* [Task directions]: Scan the entries below and extract each line with the word "Leoneans" in it.

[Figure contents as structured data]

====

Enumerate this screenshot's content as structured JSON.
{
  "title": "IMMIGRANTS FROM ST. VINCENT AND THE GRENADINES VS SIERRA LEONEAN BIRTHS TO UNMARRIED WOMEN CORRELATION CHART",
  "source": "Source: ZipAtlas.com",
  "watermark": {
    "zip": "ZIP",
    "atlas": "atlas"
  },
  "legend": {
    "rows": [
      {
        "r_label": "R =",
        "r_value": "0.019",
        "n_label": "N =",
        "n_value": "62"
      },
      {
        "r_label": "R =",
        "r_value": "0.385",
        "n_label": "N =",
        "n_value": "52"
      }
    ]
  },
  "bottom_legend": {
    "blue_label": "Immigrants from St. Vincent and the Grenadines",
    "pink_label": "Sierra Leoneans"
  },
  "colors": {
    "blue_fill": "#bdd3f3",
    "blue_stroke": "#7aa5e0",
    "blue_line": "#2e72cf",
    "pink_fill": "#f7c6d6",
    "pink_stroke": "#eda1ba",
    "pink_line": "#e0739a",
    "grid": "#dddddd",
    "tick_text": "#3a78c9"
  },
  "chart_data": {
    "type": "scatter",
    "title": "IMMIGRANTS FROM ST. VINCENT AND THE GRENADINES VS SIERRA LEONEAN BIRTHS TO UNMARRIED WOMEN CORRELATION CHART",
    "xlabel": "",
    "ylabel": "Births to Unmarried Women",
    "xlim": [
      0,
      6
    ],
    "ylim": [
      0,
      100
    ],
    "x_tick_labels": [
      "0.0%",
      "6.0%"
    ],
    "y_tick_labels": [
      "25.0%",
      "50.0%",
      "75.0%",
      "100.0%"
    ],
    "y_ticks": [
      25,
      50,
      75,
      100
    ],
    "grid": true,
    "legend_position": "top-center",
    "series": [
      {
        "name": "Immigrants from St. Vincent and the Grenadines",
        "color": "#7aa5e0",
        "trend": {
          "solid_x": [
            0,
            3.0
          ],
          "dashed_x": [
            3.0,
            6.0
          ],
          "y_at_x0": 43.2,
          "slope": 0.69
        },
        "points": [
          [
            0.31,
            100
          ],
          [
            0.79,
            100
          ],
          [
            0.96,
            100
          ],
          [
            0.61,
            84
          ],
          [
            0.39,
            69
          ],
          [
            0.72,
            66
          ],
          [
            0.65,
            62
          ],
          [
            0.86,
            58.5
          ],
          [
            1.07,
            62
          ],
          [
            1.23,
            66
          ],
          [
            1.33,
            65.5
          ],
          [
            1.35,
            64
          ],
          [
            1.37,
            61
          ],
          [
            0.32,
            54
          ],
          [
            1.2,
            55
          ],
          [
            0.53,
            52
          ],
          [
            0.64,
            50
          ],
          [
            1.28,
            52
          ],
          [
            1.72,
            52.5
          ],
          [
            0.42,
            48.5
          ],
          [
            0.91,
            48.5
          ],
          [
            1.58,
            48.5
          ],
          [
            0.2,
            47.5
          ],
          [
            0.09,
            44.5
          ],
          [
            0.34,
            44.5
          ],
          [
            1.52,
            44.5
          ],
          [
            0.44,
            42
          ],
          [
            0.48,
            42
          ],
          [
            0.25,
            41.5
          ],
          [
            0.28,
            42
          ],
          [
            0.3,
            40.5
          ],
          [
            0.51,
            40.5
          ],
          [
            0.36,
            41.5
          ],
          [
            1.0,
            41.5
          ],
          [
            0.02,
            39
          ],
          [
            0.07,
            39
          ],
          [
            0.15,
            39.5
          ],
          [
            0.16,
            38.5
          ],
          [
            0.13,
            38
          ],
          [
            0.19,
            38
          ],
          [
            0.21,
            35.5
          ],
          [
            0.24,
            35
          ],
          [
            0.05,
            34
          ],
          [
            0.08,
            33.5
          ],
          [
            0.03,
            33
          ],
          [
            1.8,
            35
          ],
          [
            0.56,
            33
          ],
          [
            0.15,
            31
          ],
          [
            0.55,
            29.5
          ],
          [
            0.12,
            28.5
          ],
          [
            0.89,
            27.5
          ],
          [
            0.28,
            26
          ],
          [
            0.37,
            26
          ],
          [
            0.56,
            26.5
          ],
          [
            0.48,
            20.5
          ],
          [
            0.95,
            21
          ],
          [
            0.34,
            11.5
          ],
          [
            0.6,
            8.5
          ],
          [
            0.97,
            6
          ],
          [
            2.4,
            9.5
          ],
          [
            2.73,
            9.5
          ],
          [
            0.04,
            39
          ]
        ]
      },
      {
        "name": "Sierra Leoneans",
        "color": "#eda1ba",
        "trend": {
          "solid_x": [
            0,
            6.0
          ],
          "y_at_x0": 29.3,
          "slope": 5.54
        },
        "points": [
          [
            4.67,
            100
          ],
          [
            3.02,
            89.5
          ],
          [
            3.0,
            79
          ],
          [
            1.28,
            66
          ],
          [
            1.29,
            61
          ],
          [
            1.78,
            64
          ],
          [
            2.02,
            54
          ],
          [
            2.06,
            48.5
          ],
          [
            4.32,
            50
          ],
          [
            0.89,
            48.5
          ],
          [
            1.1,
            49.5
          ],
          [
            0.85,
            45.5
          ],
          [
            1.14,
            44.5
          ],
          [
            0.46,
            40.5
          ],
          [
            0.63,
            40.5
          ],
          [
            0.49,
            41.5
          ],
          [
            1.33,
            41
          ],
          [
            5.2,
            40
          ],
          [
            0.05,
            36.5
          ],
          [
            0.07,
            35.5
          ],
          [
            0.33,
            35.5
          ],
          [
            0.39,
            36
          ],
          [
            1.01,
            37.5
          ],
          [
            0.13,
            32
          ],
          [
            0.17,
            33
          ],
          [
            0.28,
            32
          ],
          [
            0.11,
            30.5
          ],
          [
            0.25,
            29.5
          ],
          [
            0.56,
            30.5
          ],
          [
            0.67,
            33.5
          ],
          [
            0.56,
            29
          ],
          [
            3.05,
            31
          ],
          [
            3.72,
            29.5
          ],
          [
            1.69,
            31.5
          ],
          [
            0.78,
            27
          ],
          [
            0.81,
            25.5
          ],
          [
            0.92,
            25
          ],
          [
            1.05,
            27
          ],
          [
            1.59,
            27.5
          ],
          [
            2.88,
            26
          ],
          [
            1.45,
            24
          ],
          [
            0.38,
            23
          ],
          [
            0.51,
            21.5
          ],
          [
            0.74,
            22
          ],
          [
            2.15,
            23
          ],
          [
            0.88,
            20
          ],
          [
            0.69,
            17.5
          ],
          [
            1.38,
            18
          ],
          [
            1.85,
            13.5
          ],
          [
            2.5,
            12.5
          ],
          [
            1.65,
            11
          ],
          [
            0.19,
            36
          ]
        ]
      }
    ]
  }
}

====

* [Complete response]:
    "pink_label": "Sierra Leoneans"
        "name": "Sierra Leoneans",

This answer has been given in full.